* _FRAGMENT_
StoryEditor

Ciężki sezon dał w kość

Cały czas odczuwamy skutki ciężkiego sezonu agrotechnicznego. Nadmiar wody skutecznie uniemożliwiał wszelkie prace. Skutki pogody widzimy do dziś.
28.11.2017., 20:11h
Żaden z rolników pewnie nie chce już słuchać czy czytać o fatalnych warunkach pogodowych i polowych. Niechętnie mówimy też o tym, że w skali kraju tylko część zaplanowanego areału pod oziminy udało się obsiać. W przeprowadzonej przez nas sondzie w przypadku pszenicy ozimej niespełna 42% ankietowanych zadeklarowało, że udało im się zasiać całość planowanego areału. W przypadku innych zbóż nie jest lepiej. Pocieszający jest fakt, że rzepaki szczególnie na południu kraju nadrobiły w rozwoju i wyglądają lepiej niż jeszcze parę tygodni temu.

Wiersze z zestawu danych
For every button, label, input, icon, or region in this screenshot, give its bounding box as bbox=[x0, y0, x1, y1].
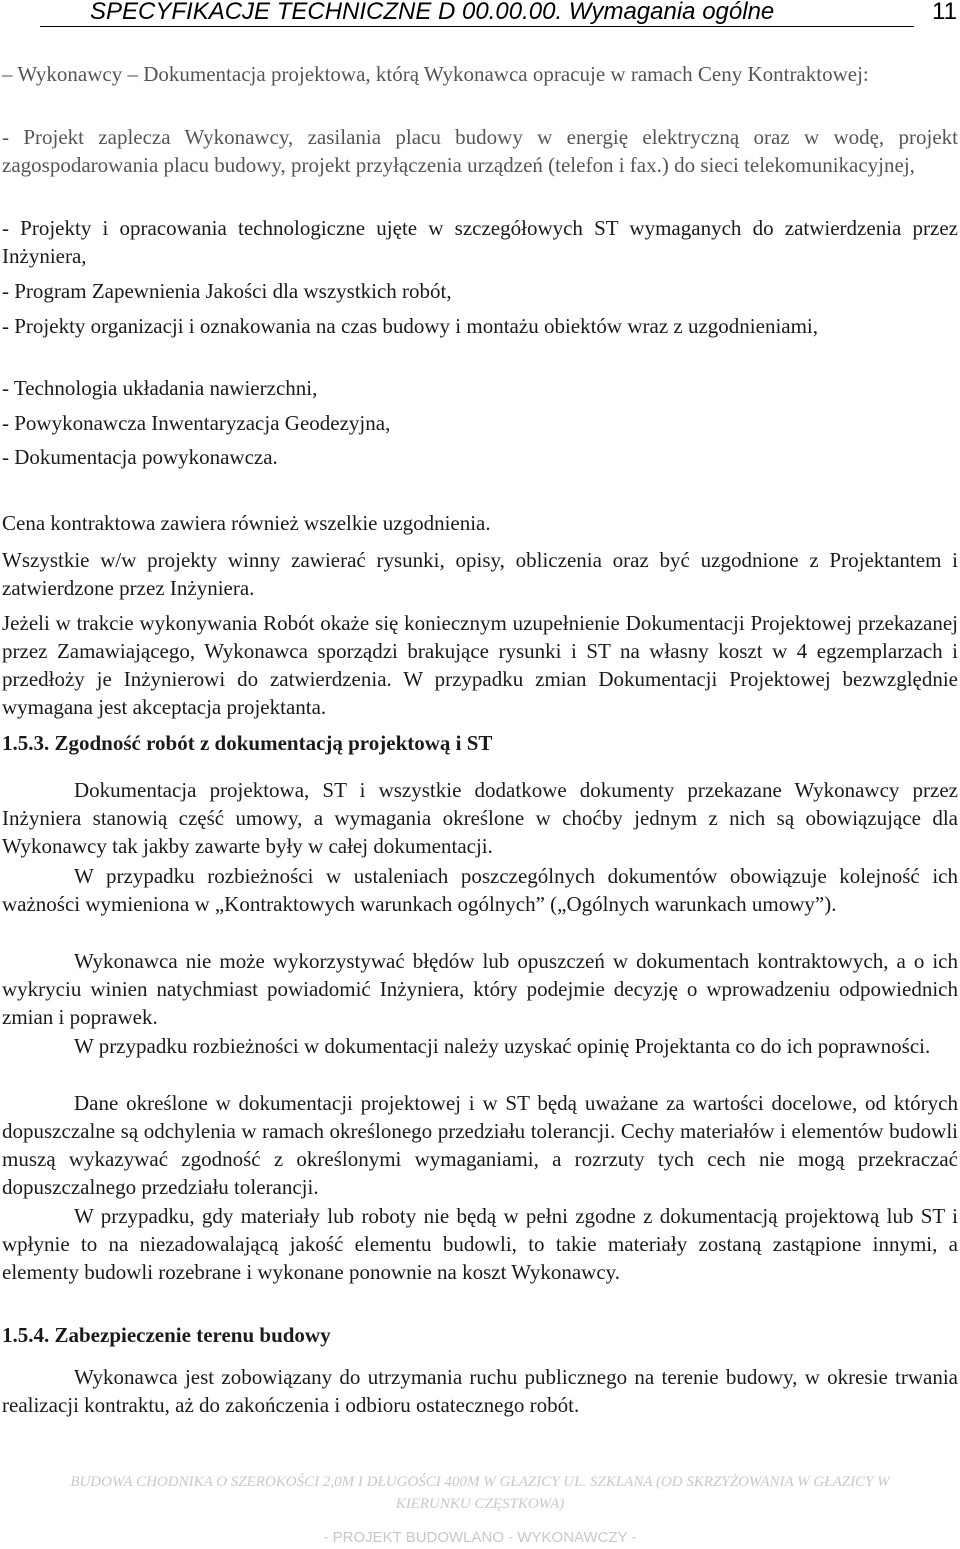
list-item-technologia: - Technologia układania nawierzchni, bbox=[2, 376, 318, 400]
list-item-dokumentacja: - Dokumentacja powykonawcza. bbox=[2, 445, 278, 469]
paragraph-zab1: Wykonawca jest zobowiązany do utrzymania ruchu publicznego na terenie budowy, w okresie trwania realizacji kontraktu, aż do zakończenia i odbioru ostatecznego robót. bbox=[2, 1365, 958, 1417]
paragraph-wszystkie: Wszystkie w/w projekty winny zawierać rysunki, opisy, obliczenia oraz być uzgodnione z Projektantem i zatwierdzone przez Inżyniera. bbox=[2, 548, 958, 600]
paragraph-cena: Cena kontraktowa zawiera również wszelkie uzgodnienia. bbox=[2, 511, 491, 535]
header-title: SPECYFIKACJE TECHNICZNE D 00.00.00. Wymagania ogólne bbox=[90, 0, 775, 25]
footer-line-1: BUDOWA CHODNIKA O SZEROKOŚCI 2,0M I DŁUGOŚCI 400M W GŁAZICY UL. SZKLANA (OD SKRZYŻOWANIA W GŁAZICY W bbox=[70, 1474, 890, 1490]
header-rule bbox=[40, 26, 914, 27]
paragraph-dok5: Dane określone w dokumentacji projektowej i w ST będą uważane za wartości docelowe, od których dopuszczalne są odchylenia w ramach określonego przedziału tolerancji. Cechy materiałów i elementów budowli muszą wykazywać zgodność z określonymi wymaganiami, a rozrzuty tych cech nie mogą przekraczać dopuszczalnego przedziału tolerancji. bbox=[2, 1091, 958, 1199]
page-number: 11 bbox=[932, 0, 957, 25]
paragraph-dok4: W przypadku rozbieżności w dokumentacji należy uzyskać opinię Projektanta co do ich poprawności. bbox=[74, 1034, 931, 1058]
list-item-inwentaryzacja: - Powykonawcza Inwentaryzacja Geodezyjna, bbox=[2, 411, 391, 435]
list-item-organizacji: - Projekty organizacji i oznakowania na czas budowy i montażu obiektów wraz z uzgodnieniami, bbox=[2, 314, 819, 338]
section-heading-1-5-3: 1.5.3. Zgodność robót z dokumentacją projektową i ST bbox=[2, 731, 493, 755]
paragraph-dok6: W przypadku, gdy materiały lub roboty nie będą w pełni zgodne z dokumentacją projektową lub ST i wpłynie to na niezadowalającą jakość elementu budowli, to takie materiały zostaną zastąpione innymi, a elementy budowli rozebrane i wykonane ponownie na koszt Wykonawcy. bbox=[2, 1204, 958, 1284]
page-header bbox=[0, 0, 960, 30]
paragraph-jezeli: Jeżeli w trakcie wykonywania Robót okaże się koniecznym uzupełnienie Dokumentacji Projektowej przekazanej przez Zamawiającego, Wykonawca sporządzi brakujące rysunki i ST na własny koszt w 4 egzemplarzach i przedłoży je Inżynierowi do zatwierdzenia. W przypadku zmian Dokumentacji Projektowej bezwzględnie wymagana jest akceptacja projektanta. bbox=[2, 611, 958, 719]
paragraph-dok1: Dokumentacja projektowa, ST i wszystkie dodatkowe dokumenty przekazane Wykonawcy przez Inżyniera stanowią część umowy, a wymagania określone w choćby jednym z nich są obowiązujące dla Wykonawcy tak jakby zawarte były w całej dokumentacji. bbox=[2, 778, 958, 858]
paragraph-dok3: Wykonawca nie może wykorzystywać błędów lub opuszczeń w dokumentach kontraktowych, a o ich wykryciu winien natychmiast powiadomić Inżyniera, który podejmie decyzję o wprowadzeniu odpowiednich zmian i poprawek. bbox=[2, 949, 958, 1029]
footer-line-3: - PROJEKT BUDOWLANO - WYKONAWCZY - bbox=[323, 1529, 637, 1546]
footer-line-2: KIERUNKU CZĘSTKOWA) bbox=[395, 1496, 565, 1512]
list-item-program: - Program Zapewnienia Jakości dla wszystkich robót, bbox=[2, 279, 452, 303]
paragraph-dok2: W przypadku rozbieżności w ustaleniach poszczególnych dokumentów obowiązuje kolejność ich ważności wymieniona w „Kontraktowych warunkach ogólnych” („Ogólnych warunkach umowy”). bbox=[2, 864, 958, 916]
list-item-zaplecze: - Projekt zaplecza Wykonawcy, zasilania placu budowy w energię elektryczną oraz w wodę, projekt zagospodarowania placu budowy, projekt przyłączenia urządzeń (telefon i fax.) do sieci telekomunikacyjnej, bbox=[2, 125, 958, 177]
section-heading-1-5-4: 1.5.4. Zabezpieczenie terenu budowy bbox=[2, 1323, 331, 1347]
paragraph-wykonawcy: – Wykonawcy – Dokumentacja projektowa, którą Wykonawca opracuje w ramach Ceny Kontraktowej: bbox=[2, 62, 869, 86]
list-item-technologiczne: - Projekty i opracowania technologiczne ujęte w szczegółowych ST wymaganych do zatwierdzenia przez Inżyniera, bbox=[2, 216, 958, 268]
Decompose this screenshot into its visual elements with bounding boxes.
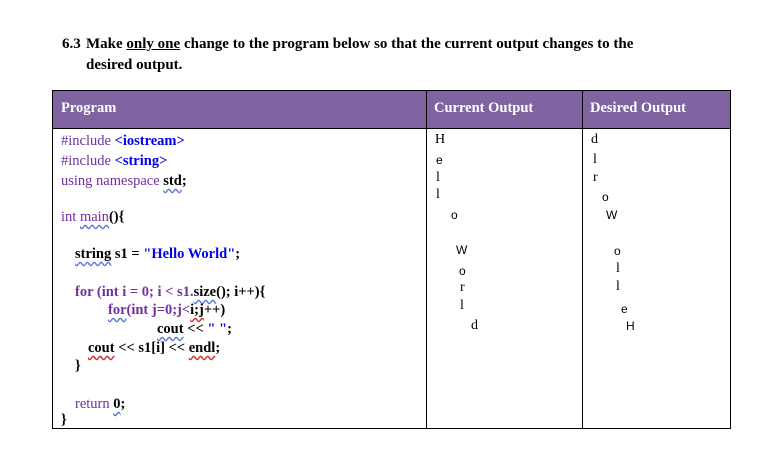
question-number: 6.3 (62, 36, 81, 52)
desired-output-char: l (616, 279, 620, 294)
code-line-1: #include <iostream> (61, 133, 185, 149)
current-output-char: W (456, 243, 468, 257)
code-line-10: } (75, 358, 81, 374)
desired-output-char: l (616, 261, 620, 276)
program-table (52, 90, 731, 429)
header-program: Program (61, 100, 117, 116)
code-line-4: int main(){ (61, 209, 125, 225)
current-output-char: r (460, 280, 465, 295)
desired-output-char: o (602, 190, 609, 204)
current-output-char: d (471, 318, 478, 333)
column-divider (426, 91, 427, 428)
desired-output-char: o (614, 244, 621, 258)
emphasis-only-one: only one (126, 36, 181, 52)
code-line-3: using namespace std; (61, 173, 187, 189)
current-output-char: l (460, 298, 464, 313)
code-line-8: cout << " "; (157, 321, 232, 337)
code-line-2: #include <string> (61, 153, 168, 169)
desired-output-char: e (621, 302, 628, 316)
current-output-char: l (436, 187, 440, 202)
desired-output-char: H (626, 319, 635, 333)
question-text-part: change to the program below so that the current output changes to the (180, 36, 634, 52)
code-line-7: for(int j=0;j<i;j++) (108, 302, 226, 318)
desired-output-char: r (593, 170, 598, 185)
code-line-11: return 0; (75, 396, 126, 412)
code-line-6: for (int i = 0; i < s1.size(); i++){ (75, 284, 266, 300)
current-output-char: o (459, 264, 466, 278)
table-header (53, 91, 730, 129)
code-line-5: string s1 = "Hello World"; (75, 246, 241, 262)
code-line-9: cout << s1[i] << endl; (88, 340, 221, 356)
code-line-12: } (61, 412, 67, 428)
current-output-char: l (436, 170, 440, 185)
desired-output-char: W (606, 208, 618, 222)
current-output-char: H (435, 132, 446, 147)
header-desired-output: Desired Output (590, 100, 687, 116)
desired-output-char: l (593, 152, 597, 167)
question-text (62, 34, 742, 76)
question-line-2: desired output. (86, 57, 183, 73)
header-current-output: Current Output (434, 100, 534, 116)
question-text-part: Make (86, 36, 127, 52)
current-output-char: o (451, 208, 458, 222)
desired-output-char: d (591, 132, 598, 147)
current-output-char: e (436, 153, 443, 167)
column-divider (582, 91, 583, 428)
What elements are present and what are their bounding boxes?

* _POLECENIE_
Przepisz z fragmentu o ciężkim sezonie część, która zaczyna się od słów zawierających „Cały czas odczuwamy”, a kończy na „parę tygodni temu.”.

* _ODPOWIEDŹ_
Cały czas odczuwamy skutki ciężkiego sezonu agrotechnicznego. Nadmiar wody skutecznie uniemożliwiał wszelkie prace. Skutki pogody widzimy do dziś.
28.11.2017., 20:11h
Żaden z rolników pewnie nie chce już słuchać czy czytać o fatalnych warunkach pogodowych i polowych. Niechętnie mówimy też o tym, że w skali kraju tylko część zaplanowanego areału pod oziminy udało się obsiać. W przeprowadzonej przez nas sondzie w przypadku pszenicy ozimej niespełna 42% ankietowanych zadeklarowało, że udało im się zasiać całość planowanego areału. W przypadku innych zbóż nie jest lepiej. Pocieszający jest fakt, że rzepaki szczególnie na południu kraju nadrobiły w rozwoju i wyglądają lepiej niż jeszcze parę tygodni temu.